INPUT:
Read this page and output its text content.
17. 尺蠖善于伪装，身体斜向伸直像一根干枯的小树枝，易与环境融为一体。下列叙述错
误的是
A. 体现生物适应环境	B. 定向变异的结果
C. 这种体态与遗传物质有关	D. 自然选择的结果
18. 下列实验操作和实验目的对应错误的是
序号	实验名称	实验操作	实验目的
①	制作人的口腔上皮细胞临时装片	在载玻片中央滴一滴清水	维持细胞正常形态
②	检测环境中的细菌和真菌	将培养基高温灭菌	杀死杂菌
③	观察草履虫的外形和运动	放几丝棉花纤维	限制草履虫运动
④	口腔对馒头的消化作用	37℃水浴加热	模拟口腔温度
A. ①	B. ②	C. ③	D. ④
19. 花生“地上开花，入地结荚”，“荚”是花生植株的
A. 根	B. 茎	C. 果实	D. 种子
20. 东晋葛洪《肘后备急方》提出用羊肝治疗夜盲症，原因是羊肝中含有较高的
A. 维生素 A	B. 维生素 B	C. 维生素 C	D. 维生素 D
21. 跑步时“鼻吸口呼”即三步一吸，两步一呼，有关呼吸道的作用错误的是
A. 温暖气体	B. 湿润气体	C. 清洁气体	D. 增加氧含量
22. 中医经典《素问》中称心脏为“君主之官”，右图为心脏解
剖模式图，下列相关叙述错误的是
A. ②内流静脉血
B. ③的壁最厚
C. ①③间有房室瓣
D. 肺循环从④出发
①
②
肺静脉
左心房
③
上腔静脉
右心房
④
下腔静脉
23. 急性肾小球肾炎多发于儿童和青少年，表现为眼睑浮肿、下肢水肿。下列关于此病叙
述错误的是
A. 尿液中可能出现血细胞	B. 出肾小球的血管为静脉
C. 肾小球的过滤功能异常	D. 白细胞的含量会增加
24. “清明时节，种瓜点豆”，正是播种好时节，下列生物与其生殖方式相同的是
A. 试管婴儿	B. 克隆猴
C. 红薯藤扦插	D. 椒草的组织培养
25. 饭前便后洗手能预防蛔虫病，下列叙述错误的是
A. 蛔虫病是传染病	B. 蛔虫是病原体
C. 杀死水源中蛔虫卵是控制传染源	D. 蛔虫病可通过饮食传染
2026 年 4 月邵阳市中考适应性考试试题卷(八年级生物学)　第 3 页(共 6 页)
--
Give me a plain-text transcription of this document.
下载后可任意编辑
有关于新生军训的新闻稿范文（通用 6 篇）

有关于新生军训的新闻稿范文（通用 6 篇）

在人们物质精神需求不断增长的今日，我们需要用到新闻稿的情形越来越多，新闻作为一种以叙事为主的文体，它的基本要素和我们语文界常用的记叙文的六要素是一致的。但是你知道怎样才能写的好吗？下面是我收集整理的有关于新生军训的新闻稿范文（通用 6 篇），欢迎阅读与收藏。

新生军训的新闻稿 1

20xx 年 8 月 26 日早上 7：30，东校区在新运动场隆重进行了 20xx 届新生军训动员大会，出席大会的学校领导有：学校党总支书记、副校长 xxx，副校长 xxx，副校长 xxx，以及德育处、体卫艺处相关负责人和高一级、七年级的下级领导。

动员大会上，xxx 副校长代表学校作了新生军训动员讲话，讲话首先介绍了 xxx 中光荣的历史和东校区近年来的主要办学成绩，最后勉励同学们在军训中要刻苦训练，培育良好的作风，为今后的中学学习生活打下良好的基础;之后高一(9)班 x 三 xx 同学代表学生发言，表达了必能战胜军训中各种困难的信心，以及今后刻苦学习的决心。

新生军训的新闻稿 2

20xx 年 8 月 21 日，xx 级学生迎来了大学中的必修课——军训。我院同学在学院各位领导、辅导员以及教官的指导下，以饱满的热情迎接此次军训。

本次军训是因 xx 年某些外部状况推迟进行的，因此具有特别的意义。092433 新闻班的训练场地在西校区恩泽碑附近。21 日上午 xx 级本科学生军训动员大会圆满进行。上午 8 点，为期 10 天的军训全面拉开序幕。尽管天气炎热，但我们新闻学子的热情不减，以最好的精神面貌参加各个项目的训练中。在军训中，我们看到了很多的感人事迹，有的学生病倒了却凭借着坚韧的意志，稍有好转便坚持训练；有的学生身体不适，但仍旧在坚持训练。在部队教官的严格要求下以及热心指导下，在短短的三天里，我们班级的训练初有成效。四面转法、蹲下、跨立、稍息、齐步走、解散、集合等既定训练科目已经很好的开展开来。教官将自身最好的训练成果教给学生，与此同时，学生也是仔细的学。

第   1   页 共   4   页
==
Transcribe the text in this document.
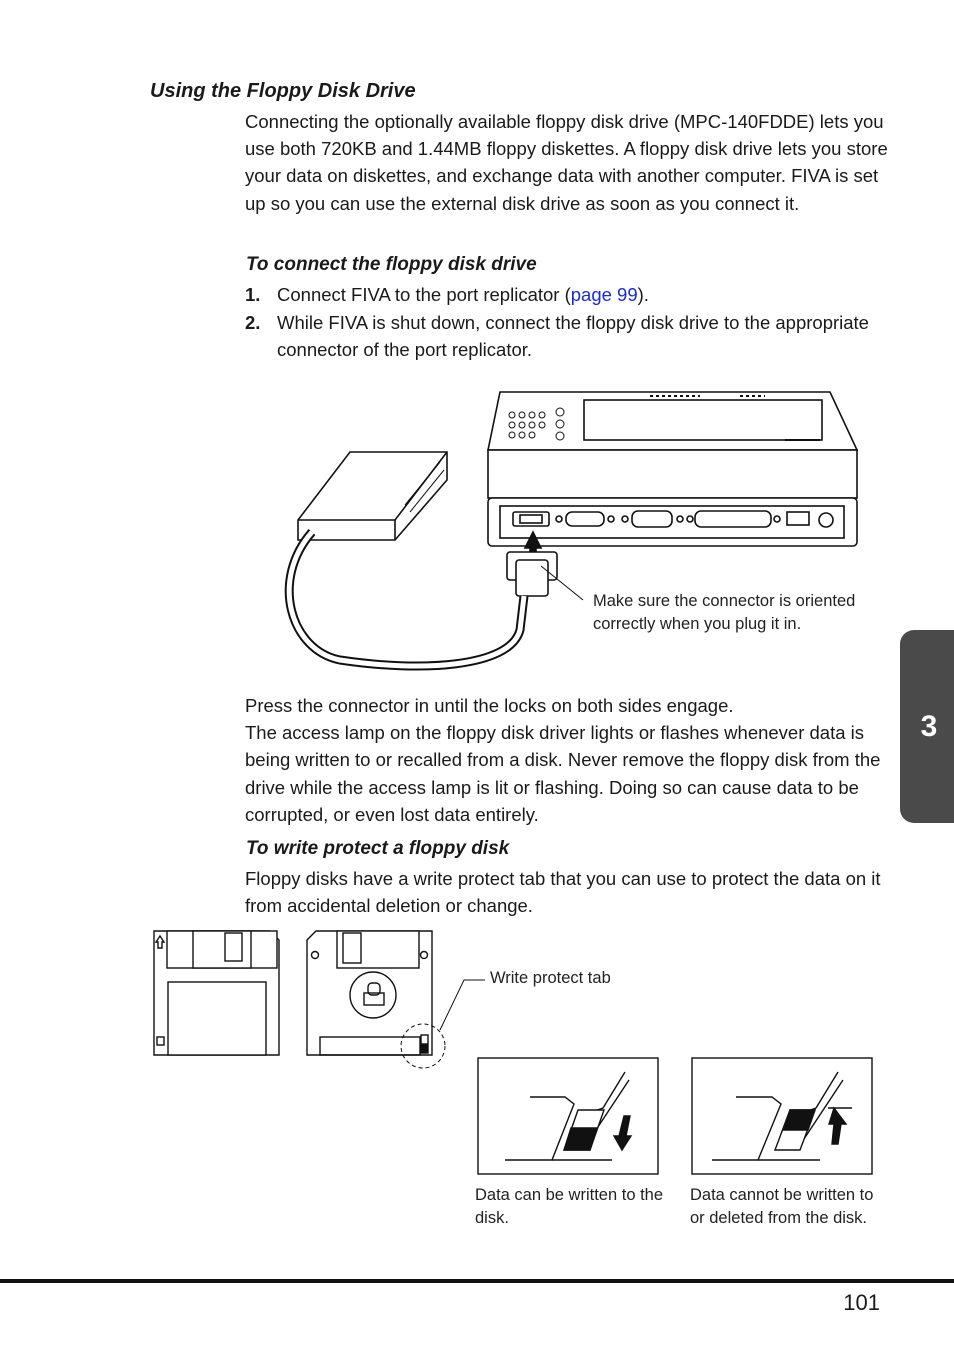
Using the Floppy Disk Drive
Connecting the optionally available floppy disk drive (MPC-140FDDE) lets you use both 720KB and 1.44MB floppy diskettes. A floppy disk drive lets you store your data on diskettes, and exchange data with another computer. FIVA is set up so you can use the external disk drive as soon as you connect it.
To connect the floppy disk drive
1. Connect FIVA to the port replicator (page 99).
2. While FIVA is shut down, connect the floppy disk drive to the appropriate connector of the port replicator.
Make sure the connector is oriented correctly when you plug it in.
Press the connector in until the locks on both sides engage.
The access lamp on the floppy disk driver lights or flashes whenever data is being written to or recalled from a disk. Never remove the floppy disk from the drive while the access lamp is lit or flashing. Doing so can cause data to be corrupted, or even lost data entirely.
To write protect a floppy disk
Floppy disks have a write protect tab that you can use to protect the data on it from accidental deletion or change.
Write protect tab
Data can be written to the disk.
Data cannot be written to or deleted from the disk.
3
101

YOUR OBJECTIVE: Count every line in the preceding entries where the string "text" appears, then state only the total.

FULL ANSWER: 3